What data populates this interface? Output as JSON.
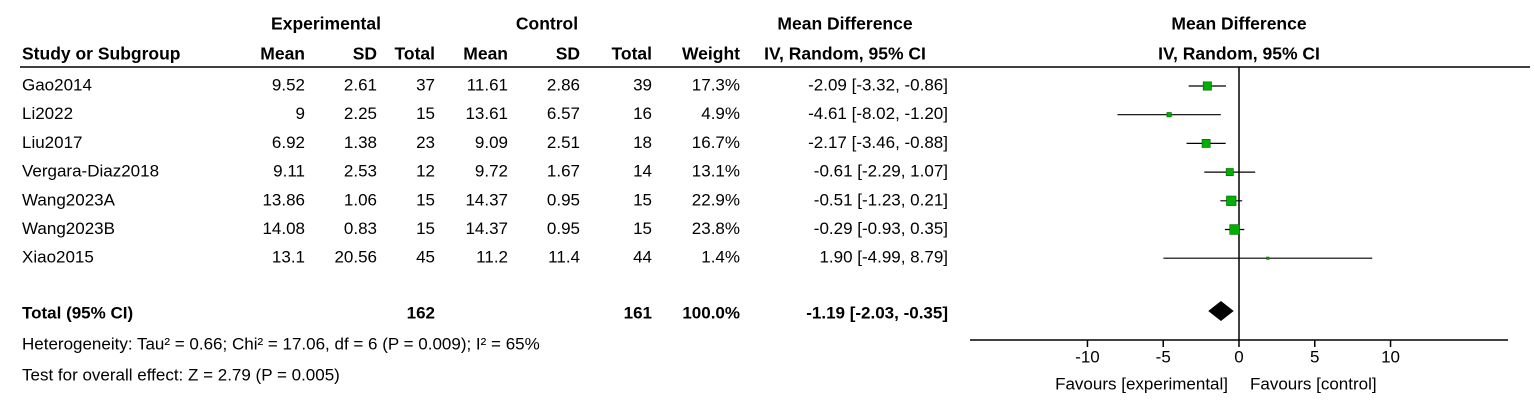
{
  "chart_data": {
    "type": "forest",
    "header": {
      "experimental": "Experimental",
      "control": "Control",
      "md_col": "Mean Difference",
      "md_plot": "Mean Difference",
      "study": "Study or Subgroup",
      "exp_mean": "Mean",
      "exp_sd": "SD",
      "exp_total": "Total",
      "ctl_mean": "Mean",
      "ctl_sd": "SD",
      "ctl_total": "Total",
      "weight": "Weight",
      "md_col_method": "IV, Random, 95% CI",
      "md_plot_method": "IV, Random, 95% CI"
    },
    "studies": [
      {
        "name": "Gao2014",
        "exp_mean": 9.52,
        "exp_sd": 2.61,
        "exp_total": 37,
        "ctl_mean": 11.61,
        "ctl_sd": 2.86,
        "ctl_total": 39,
        "weight": 17.3,
        "weight_label": "17.3%",
        "md": -2.09,
        "ci_low": -3.32,
        "ci_high": -0.86,
        "ci_label": "-2.09 [-3.32, -0.86]"
      },
      {
        "name": "Li2022",
        "exp_mean": 9,
        "exp_sd": 2.25,
        "exp_total": 15,
        "ctl_mean": 13.61,
        "ctl_sd": 6.57,
        "ctl_total": 16,
        "weight": 4.9,
        "weight_label": "4.9%",
        "md": -4.61,
        "ci_low": -8.02,
        "ci_high": -1.2,
        "ci_label": "-4.61 [-8.02, -1.20]"
      },
      {
        "name": "Liu2017",
        "exp_mean": 6.92,
        "exp_sd": 1.38,
        "exp_total": 23,
        "ctl_mean": 9.09,
        "ctl_sd": 2.51,
        "ctl_total": 18,
        "weight": 16.7,
        "weight_label": "16.7%",
        "md": -2.17,
        "ci_low": -3.46,
        "ci_high": -0.88,
        "ci_label": "-2.17 [-3.46, -0.88]"
      },
      {
        "name": "Vergara-Diaz2018",
        "exp_mean": 9.11,
        "exp_sd": 2.53,
        "exp_total": 12,
        "ctl_mean": 9.72,
        "ctl_sd": 1.67,
        "ctl_total": 14,
        "weight": 13.1,
        "weight_label": "13.1%",
        "md": -0.61,
        "ci_low": -2.29,
        "ci_high": 1.07,
        "ci_label": "-0.61 [-2.29, 1.07]"
      },
      {
        "name": "Wang2023A",
        "exp_mean": 13.86,
        "exp_sd": 1.06,
        "exp_total": 15,
        "ctl_mean": 14.37,
        "ctl_sd": 0.95,
        "ctl_total": 15,
        "weight": 22.9,
        "weight_label": "22.9%",
        "md": -0.51,
        "ci_low": -1.23,
        "ci_high": 0.21,
        "ci_label": "-0.51 [-1.23, 0.21]"
      },
      {
        "name": "Wang2023B",
        "exp_mean": 14.08,
        "exp_sd": 0.83,
        "exp_total": 15,
        "ctl_mean": 14.37,
        "ctl_sd": 0.95,
        "ctl_total": 15,
        "weight": 23.8,
        "weight_label": "23.8%",
        "md": -0.29,
        "ci_low": -0.93,
        "ci_high": 0.35,
        "ci_label": "-0.29 [-0.93, 0.35]"
      },
      {
        "name": "Xiao2015",
        "exp_mean": 13.1,
        "exp_sd": 20.56,
        "exp_total": 45,
        "ctl_mean": 11.2,
        "ctl_sd": 11.4,
        "ctl_total": 44,
        "weight": 1.4,
        "weight_label": "1.4%",
        "md": 1.9,
        "ci_low": -4.99,
        "ci_high": 8.79,
        "ci_label": "1.90 [-4.99, 8.79]"
      }
    ],
    "total": {
      "name": "Total (95% CI)",
      "exp_total": 162,
      "ctl_total": 161,
      "weight": 100,
      "weight_label": "100.0%",
      "md": -1.19,
      "ci_low": -2.03,
      "ci_high": -0.35,
      "ci_label": "-1.19 [-2.03, -0.35]"
    },
    "heterogeneity": "Heterogeneity: Tau² = 0.66; Chi² = 17.06, df = 6 (P = 0.009); I² = 65%",
    "overall_effect": "Test for overall effect: Z = 2.79 (P = 0.005)",
    "xlim": [
      -17.75,
      17.75
    ],
    "xticks": [
      -10,
      -5,
      0,
      5,
      10
    ],
    "favours_left": "Favours [experimental]",
    "favours_right": "Favours [control]",
    "color": "#00b000"
  }
}
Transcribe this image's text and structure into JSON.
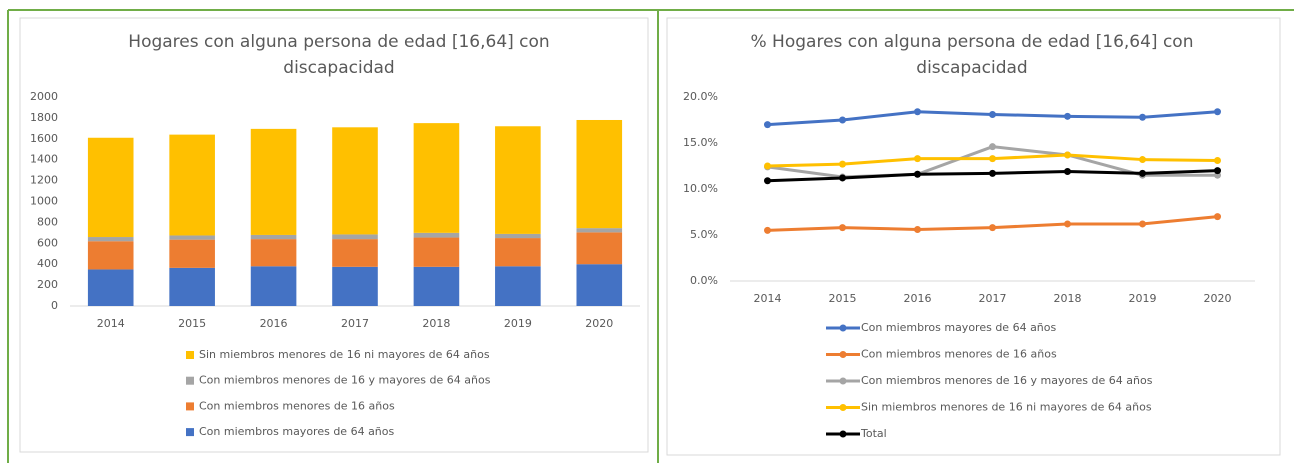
{
  "chart_data": [
    {
      "type": "stacked_bar",
      "title": "Hogares con alguna persona de edad [16,64] con discapacidad",
      "categories": [
        "2014",
        "2015",
        "2016",
        "2017",
        "2018",
        "2019",
        "2020"
      ],
      "series": [
        {
          "name": "Con miembros mayores de 64 años",
          "color": "#4472c4",
          "values": [
            350,
            365,
            380,
            375,
            375,
            380,
            400
          ]
        },
        {
          "name": "Con miembros menores de 16 años",
          "color": "#ed7d31",
          "values": [
            270,
            270,
            260,
            265,
            280,
            270,
            305
          ]
        },
        {
          "name": "Con miembros menores de 16 y mayores de 64 años",
          "color": "#a5a5a5",
          "values": [
            40,
            40,
            40,
            45,
            45,
            40,
            40
          ]
        },
        {
          "name": "Sin miembros menores de 16 ni mayores de 64 años",
          "color": "#ffc000",
          "values": [
            950,
            965,
            1015,
            1025,
            1050,
            1030,
            1035
          ]
        }
      ],
      "ylim": [
        0,
        2000
      ],
      "yticks": [
        0,
        200,
        400,
        600,
        800,
        1000,
        1200,
        1400,
        1600,
        1800,
        2000
      ],
      "grid": false,
      "legend": "bottom"
    },
    {
      "type": "line",
      "title": "% Hogares con alguna persona de edad [16,64] con discapacidad",
      "categories": [
        "2014",
        "2015",
        "2016",
        "2017",
        "2018",
        "2019",
        "2020"
      ],
      "series": [
        {
          "name": "Con miembros mayores de 64 años",
          "color": "#4472c4",
          "values": [
            17.0,
            17.5,
            18.4,
            18.1,
            17.9,
            17.8,
            18.4
          ]
        },
        {
          "name": "Con miembros menores de 16 años",
          "color": "#ed7d31",
          "values": [
            5.5,
            5.8,
            5.6,
            5.8,
            6.2,
            6.2,
            7.0
          ]
        },
        {
          "name": "Con miembros menores de 16 y mayores de 64 años",
          "color": "#a5a5a5",
          "values": [
            12.4,
            11.3,
            11.6,
            14.6,
            13.7,
            11.5,
            11.5
          ]
        },
        {
          "name": "Sin miembros menores de 16 ni mayores de 64 años",
          "color": "#ffc000",
          "values": [
            12.5,
            12.7,
            13.3,
            13.3,
            13.7,
            13.2,
            13.1
          ]
        },
        {
          "name": "Total",
          "color": "#000000",
          "values": [
            10.9,
            11.2,
            11.6,
            11.7,
            11.9,
            11.7,
            12.0
          ]
        }
      ],
      "ylim": [
        0,
        20
      ],
      "yticks": [
        {
          "value": 0,
          "label": "0.0%"
        },
        {
          "value": 5,
          "label": "5.0%"
        },
        {
          "value": 10,
          "label": "10.0%"
        },
        {
          "value": 15,
          "label": "15.0%"
        },
        {
          "value": 20,
          "label": "20.0%"
        }
      ],
      "grid": false,
      "legend": "bottom"
    }
  ]
}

****

_DIRECTIVE_
Your copy should match the records word for word, with the pictures removed.

_ANSWER TO THIS TASK_
What data populates this interface? Output as JSON.
{
  "chart_data": {
    "type": "forest",
    "header": {
      "experimental": "Experimental",
      "control": "Control",
      "md_col": "Mean Difference",
      "md_plot": "Mean Difference",
      "study": "Study or Subgroup",
      "exp_mean": "Mean",
      "exp_sd": "SD",
      "exp_total": "Total",
      "ctl_mean": "Mean",
      "ctl_sd": "SD",
      "ctl_total": "Total",
      "weight": "Weight",
      "md_col_method": "IV, Random, 95% CI",
      "md_plot_method": "IV, Random, 95% CI"
    },
    "studies": [
      {
        "name": "Gao2014",
        "exp_mean": 9.52,
        "exp_sd": 2.61,
        "exp_total": 37,
        "ctl_mean": 11.61,
        "ctl_sd": 2.86,
        "ctl_total": 39,
        "weight": 17.3,
        "weight_label": "17.3%",
        "md": -2.09,
        "ci_low": -3.32,
        "ci_high": -0.86,
        "ci_label": "-2.09 [-3.32, -0.86]"
      },
      {
        "name": "Li2022",
        "exp_mean": 9,
        "exp_sd": 2.25,
        "exp_total": 15,
        "ctl_mean": 13.61,
        "ctl_sd": 6.57,
        "ctl_total": 16,
        "weight": 4.9,
        "weight_label": "4.9%",
        "md": -4.61,
        "ci_low": -8.02,
        "ci_high": -1.2,
        "ci_label": "-4.61 [-8.02, -1.20]"
      },
      {
        "name": "Liu2017",
        "exp_mean": 6.92,
        "exp_sd": 1.38,
        "exp_total": 23,
        "ctl_mean": 9.09,
        "ctl_sd": 2.51,
        "ctl_total": 18,
        "weight": 16.7,
        "weight_label": "16.7%",
        "md": -2.17,
        "ci_low": -3.46,
        "ci_high": -0.88,
        "ci_label": "-2.17 [-3.46, -0.88]"
      },
      {
        "name": "Vergara-Diaz2018",
        "exp_mean": 9.11,
        "exp_sd": 2.53,
        "exp_total": 12,
        "ctl_mean": 9.72,
        "ctl_sd": 1.67,
        "ctl_total": 14,
        "weight": 13.1,
        "weight_label": "13.1%",
        "md": -0.61,
        "ci_low": -2.29,
        "ci_high": 1.07,
        "ci_label": "-0.61 [-2.29, 1.07]"
      },
      {
        "name": "Wang2023A",
        "exp_mean": 13.86,
        "exp_sd": 1.06,
        "exp_total": 15,
        "ctl_mean": 14.37,
        "ctl_sd": 0.95,
        "ctl_total": 15,
        "weight": 22.9,
        "weight_label": "22.9%",
        "md": -0.51,
        "ci_low": -1.23,
        "ci_high": 0.21,
        "ci_label": "-0.51 [-1.23, 0.21]"
      },
      {
        "name": "Wang2023B",
        "exp_mean": 14.08,
        "exp_sd": 0.83,
        "exp_total": 15,
        "ctl_mean": 14.37,
        "ctl_sd": 0.95,
        "ctl_total": 15,
        "weight": 23.8,
        "weight_label": "23.8%",
        "md": -0.29,
        "ci_low": -0.93,
        "ci_high": 0.35,
        "ci_label": "-0.29 [-0.93, 0.35]"
      },
      {
        "name": "Xiao2015",
        "exp_mean": 13.1,
        "exp_sd": 20.56,
        "exp_total": 45,
        "ctl_mean": 11.2,
        "ctl_sd": 11.4,
        "ctl_total": 44,
        "weight": 1.4,
        "weight_label": "1.4%",
        "md": 1.9,
        "ci_low": -4.99,
        "ci_high": 8.79,
        "ci_label": "1.90 [-4.99, 8.79]"
      }
    ],
    "total": {
      "name": "Total (95% CI)",
      "exp_total": 162,
      "ctl_total": 161,
      "weight": 100,
      "weight_label": "100.0%",
      "md": -1.19,
      "ci_low": -2.03,
      "ci_high": -0.35,
      "ci_label": "-1.19 [-2.03, -0.35]"
    },
    "heterogeneity": "Heterogeneity: Tau² = 0.66; Chi² = 17.06, df = 6 (P = 0.009); I² = 65%",
    "overall_effect": "Test for overall effect: Z = 2.79 (P = 0.005)",
    "xlim": [
      -17.75,
      17.75
    ],
    "xticks": [
      -10,
      -5,
      0,
      5,
      10
    ],
    "favours_left": "Favours [experimental]",
    "favours_right": "Favours [control]",
    "color": "#00b000"
  }
}
Transcribe this image's text and structure into JSON.
{
  "chart_data": [
    {
      "type": "stacked_bar",
      "title": "Hogares con alguna persona de edad [16,64] con discapacidad",
      "categories": [
        "2014",
        "2015",
        "2016",
        "2017",
        "2018",
        "2019",
        "2020"
      ],
      "series": [
        {
          "name": "Con miembros mayores de 64 años",
          "color": "#4472c4",
          "values": [
            350,
            365,
            380,
            375,
            375,
            380,
            400
          ]
        },
        {
          "name": "Con miembros menores de 16 años",
          "color": "#ed7d31",
          "values": [
            270,
            270,
            260,
            265,
            280,
            270,
            305
          ]
        },
        {
          "name": "Con miembros menores de 16 y mayores de 64 años",
          "color": "#a5a5a5",
          "values": [
            40,
            40,
            40,
            45,
            45,
            40,
            40
          ]
        },
        {
          "name": "Sin miembros menores de 16 ni mayores de 64 años",
          "color": "#ffc000",
          "values": [
            950,
            965,
            1015,
            1025,
            1050,
            1030,
            1035
          ]
        }
      ],
      "ylim": [
        0,
        2000
      ],
      "yticks": [
        0,
        200,
        400,
        600,
        800,
        1000,
        1200,
        1400,
        1600,
        1800,
        2000
      ],
      "grid": false,
      "legend": "bottom"
    },
    {
      "type": "line",
      "title": "% Hogares con alguna persona de edad [16,64] con discapacidad",
      "categories": [
        "2014",
        "2015",
        "2016",
        "2017",
        "2018",
        "2019",
        "2020"
      ],
      "series": [
        {
          "name": "Con miembros mayores de 64 años",
          "color": "#4472c4",
          "values": [
            17.0,
            17.5,
            18.4,
            18.1,
            17.9,
            17.8,
            18.4
          ]
        },
        {
          "name": "Con miembros menores de 16 años",
          "color": "#ed7d31",
          "values": [
            5.5,
            5.8,
            5.6,
            5.8,
            6.2,
            6.2,
            7.0
          ]
        },
        {
          "name": "Con miembros menores de 16 y mayores de 64 años",
          "color": "#a5a5a5",
          "values": [
            12.4,
            11.3,
            11.6,
            14.6,
            13.7,
            11.5,
            11.5
          ]
        },
        {
          "name": "Sin miembros menores de 16 ni mayores de 64 años",
          "color": "#ffc000",
          "values": [
            12.5,
            12.7,
            13.3,
            13.3,
            13.7,
            13.2,
            13.1
          ]
        },
        {
          "name": "Total",
          "color": "#000000",
          "values": [
            10.9,
            11.2,
            11.6,
            11.7,
            11.9,
            11.7,
            12.0
          ]
        }
      ],
      "ylim": [
        0,
        20
      ],
      "yticks": [
        {
          "value": 0,
          "label": "0.0%"
        },
        {
          "value": 5,
          "label": "5.0%"
        },
        {
          "value": 10,
          "label": "10.0%"
        },
        {
          "value": 15,
          "label": "15.0%"
        },
        {
          "value": 20,
          "label": "20.0%"
        }
      ],
      "grid": false,
      "legend": "bottom"
    }
  ]
}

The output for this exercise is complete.